START

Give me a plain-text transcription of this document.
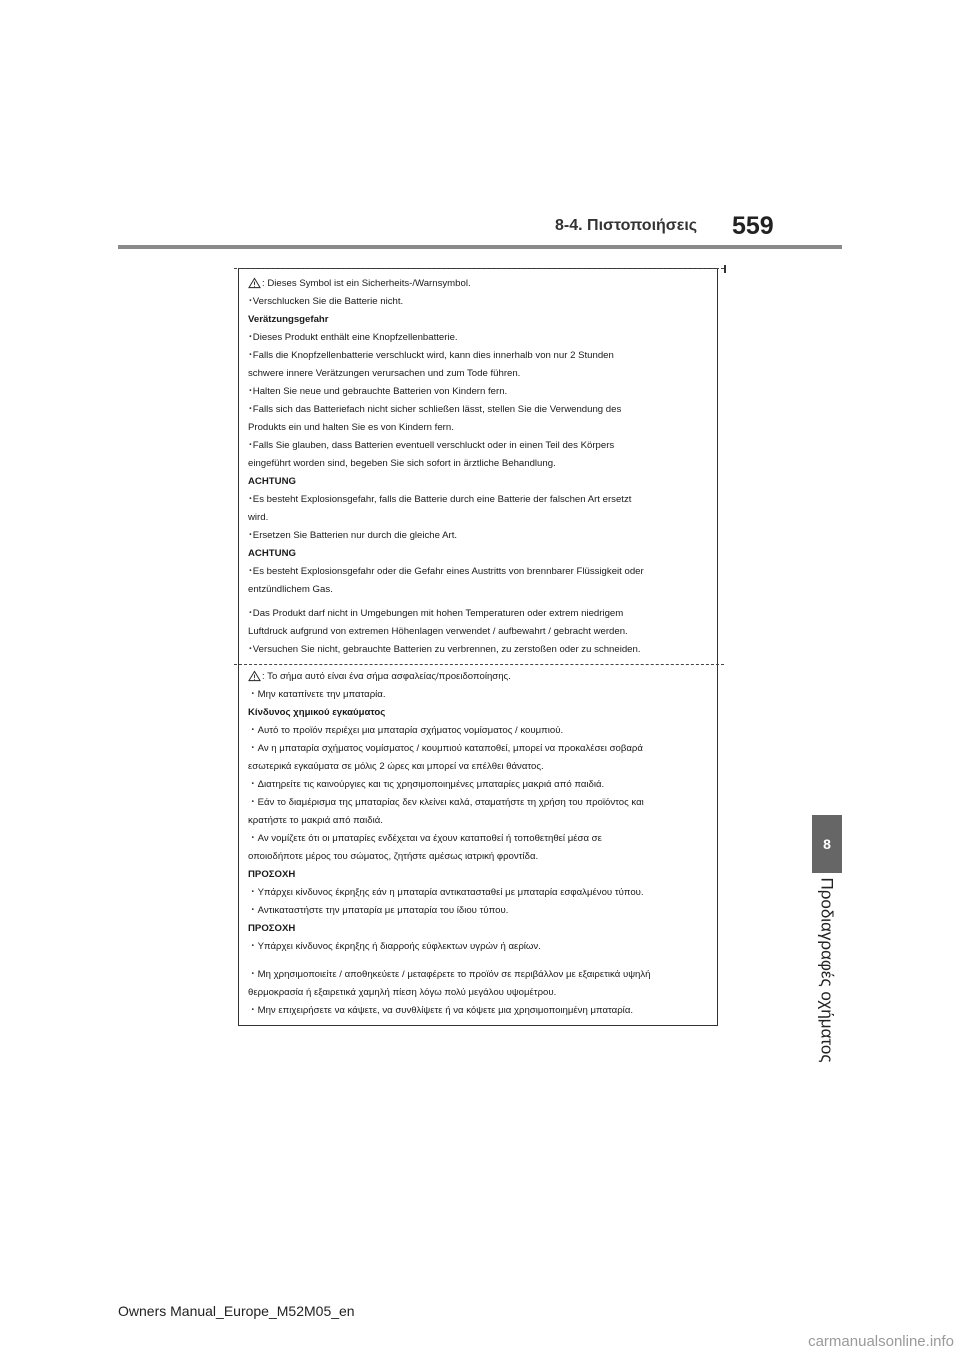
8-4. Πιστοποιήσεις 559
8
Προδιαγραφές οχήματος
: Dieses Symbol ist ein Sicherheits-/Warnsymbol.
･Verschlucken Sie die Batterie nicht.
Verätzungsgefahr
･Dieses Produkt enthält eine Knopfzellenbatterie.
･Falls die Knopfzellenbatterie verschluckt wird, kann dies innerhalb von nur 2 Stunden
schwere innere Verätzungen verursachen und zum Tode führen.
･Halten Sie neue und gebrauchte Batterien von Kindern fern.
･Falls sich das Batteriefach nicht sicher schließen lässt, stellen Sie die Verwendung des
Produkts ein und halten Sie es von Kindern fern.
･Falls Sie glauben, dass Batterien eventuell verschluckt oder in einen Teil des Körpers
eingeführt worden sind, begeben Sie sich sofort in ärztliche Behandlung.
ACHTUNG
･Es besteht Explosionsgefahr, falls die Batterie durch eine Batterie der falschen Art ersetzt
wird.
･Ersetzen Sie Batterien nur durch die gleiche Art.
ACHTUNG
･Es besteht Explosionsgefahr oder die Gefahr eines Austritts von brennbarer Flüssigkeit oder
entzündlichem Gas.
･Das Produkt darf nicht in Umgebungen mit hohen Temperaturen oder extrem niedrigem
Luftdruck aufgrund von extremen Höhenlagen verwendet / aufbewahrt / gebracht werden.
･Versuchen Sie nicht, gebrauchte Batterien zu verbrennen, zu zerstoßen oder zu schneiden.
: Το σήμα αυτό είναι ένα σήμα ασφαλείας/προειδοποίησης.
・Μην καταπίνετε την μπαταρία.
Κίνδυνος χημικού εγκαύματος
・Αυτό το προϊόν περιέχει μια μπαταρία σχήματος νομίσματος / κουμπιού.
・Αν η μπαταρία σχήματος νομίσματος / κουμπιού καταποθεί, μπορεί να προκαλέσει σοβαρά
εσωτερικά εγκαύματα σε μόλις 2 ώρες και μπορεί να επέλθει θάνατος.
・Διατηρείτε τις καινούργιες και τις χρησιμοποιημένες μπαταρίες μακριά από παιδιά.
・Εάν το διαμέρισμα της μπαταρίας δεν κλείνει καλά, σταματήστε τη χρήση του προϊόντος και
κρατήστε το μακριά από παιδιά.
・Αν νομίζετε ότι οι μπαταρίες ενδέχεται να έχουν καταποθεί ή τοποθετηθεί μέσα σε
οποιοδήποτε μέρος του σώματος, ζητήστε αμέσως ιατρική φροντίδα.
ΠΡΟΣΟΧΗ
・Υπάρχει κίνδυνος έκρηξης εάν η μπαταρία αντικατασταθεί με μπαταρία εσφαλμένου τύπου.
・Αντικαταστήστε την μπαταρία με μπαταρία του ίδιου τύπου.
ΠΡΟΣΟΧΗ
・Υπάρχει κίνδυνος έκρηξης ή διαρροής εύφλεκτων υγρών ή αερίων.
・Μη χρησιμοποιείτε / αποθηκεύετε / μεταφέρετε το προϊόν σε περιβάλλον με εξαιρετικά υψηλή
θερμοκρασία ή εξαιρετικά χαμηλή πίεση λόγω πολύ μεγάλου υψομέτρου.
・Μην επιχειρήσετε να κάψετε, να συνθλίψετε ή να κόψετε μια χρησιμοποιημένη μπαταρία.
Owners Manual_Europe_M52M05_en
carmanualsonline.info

END
START

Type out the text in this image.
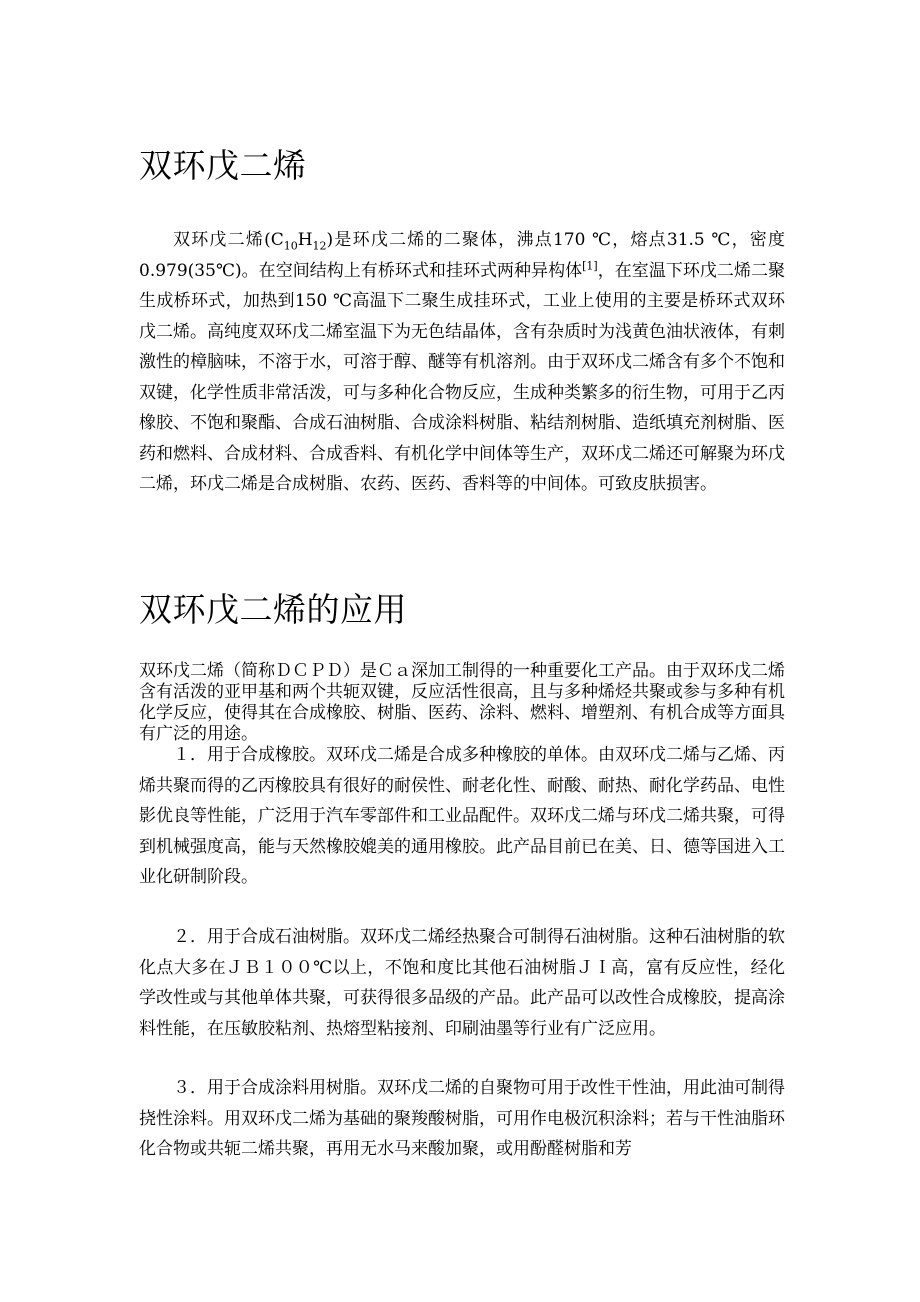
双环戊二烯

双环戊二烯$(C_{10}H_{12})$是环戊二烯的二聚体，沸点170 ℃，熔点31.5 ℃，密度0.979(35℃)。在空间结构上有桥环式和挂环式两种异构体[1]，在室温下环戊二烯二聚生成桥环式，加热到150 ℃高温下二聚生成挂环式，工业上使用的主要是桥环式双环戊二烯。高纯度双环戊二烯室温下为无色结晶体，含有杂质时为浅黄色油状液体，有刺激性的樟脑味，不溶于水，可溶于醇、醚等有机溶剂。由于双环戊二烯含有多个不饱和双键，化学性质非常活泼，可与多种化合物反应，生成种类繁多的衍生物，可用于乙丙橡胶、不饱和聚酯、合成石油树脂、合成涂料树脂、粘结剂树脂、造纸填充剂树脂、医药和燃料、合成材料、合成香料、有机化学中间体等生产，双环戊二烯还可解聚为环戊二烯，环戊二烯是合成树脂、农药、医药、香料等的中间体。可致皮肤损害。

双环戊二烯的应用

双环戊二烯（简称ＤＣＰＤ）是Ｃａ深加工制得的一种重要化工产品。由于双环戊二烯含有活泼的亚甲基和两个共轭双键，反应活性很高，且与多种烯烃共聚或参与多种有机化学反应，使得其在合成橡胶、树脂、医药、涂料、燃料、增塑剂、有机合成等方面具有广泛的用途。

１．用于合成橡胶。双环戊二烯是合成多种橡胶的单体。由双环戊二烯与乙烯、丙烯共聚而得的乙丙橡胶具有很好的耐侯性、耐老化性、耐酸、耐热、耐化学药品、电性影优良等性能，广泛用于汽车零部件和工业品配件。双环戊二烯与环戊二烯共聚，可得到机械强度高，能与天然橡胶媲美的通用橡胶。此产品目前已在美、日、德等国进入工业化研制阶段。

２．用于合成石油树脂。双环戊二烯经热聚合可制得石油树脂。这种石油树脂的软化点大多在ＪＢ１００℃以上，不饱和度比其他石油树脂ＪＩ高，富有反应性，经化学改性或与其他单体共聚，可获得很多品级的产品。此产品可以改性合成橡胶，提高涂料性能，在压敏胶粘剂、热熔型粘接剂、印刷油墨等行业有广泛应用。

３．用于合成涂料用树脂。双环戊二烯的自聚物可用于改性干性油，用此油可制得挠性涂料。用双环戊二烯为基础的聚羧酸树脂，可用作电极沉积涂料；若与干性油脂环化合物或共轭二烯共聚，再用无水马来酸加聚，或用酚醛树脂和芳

END
START

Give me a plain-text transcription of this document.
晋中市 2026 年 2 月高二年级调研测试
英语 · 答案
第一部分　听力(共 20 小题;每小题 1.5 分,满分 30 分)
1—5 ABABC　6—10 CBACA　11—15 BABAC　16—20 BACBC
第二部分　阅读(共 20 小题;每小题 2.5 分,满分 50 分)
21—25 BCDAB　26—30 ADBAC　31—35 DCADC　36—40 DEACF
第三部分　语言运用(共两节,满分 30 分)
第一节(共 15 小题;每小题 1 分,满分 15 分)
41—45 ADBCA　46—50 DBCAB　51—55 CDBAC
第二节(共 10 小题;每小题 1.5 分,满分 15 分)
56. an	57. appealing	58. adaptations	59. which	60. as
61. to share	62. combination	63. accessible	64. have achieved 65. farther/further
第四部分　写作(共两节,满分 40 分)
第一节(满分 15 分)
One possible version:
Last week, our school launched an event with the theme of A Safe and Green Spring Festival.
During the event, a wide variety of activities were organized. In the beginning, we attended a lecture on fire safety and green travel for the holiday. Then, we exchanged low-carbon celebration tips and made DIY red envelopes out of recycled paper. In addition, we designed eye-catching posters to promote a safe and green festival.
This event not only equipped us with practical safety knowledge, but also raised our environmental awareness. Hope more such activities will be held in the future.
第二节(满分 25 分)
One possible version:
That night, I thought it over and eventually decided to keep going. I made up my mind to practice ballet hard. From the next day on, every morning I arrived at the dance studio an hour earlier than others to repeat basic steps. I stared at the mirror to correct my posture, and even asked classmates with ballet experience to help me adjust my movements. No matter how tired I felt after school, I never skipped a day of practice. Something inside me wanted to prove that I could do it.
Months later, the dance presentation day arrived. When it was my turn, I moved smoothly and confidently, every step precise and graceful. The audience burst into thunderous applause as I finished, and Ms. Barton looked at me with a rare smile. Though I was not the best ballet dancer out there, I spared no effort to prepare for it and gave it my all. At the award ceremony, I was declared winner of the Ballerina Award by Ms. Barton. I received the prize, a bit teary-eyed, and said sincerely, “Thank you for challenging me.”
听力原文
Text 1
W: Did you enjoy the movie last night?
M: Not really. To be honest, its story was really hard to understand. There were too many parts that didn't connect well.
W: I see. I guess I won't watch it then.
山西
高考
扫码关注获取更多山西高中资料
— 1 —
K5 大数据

END

## [Your goal]
Work through the records line by line and tally those with the word "arrived". Report only the total.

## [Response for this exercise]
2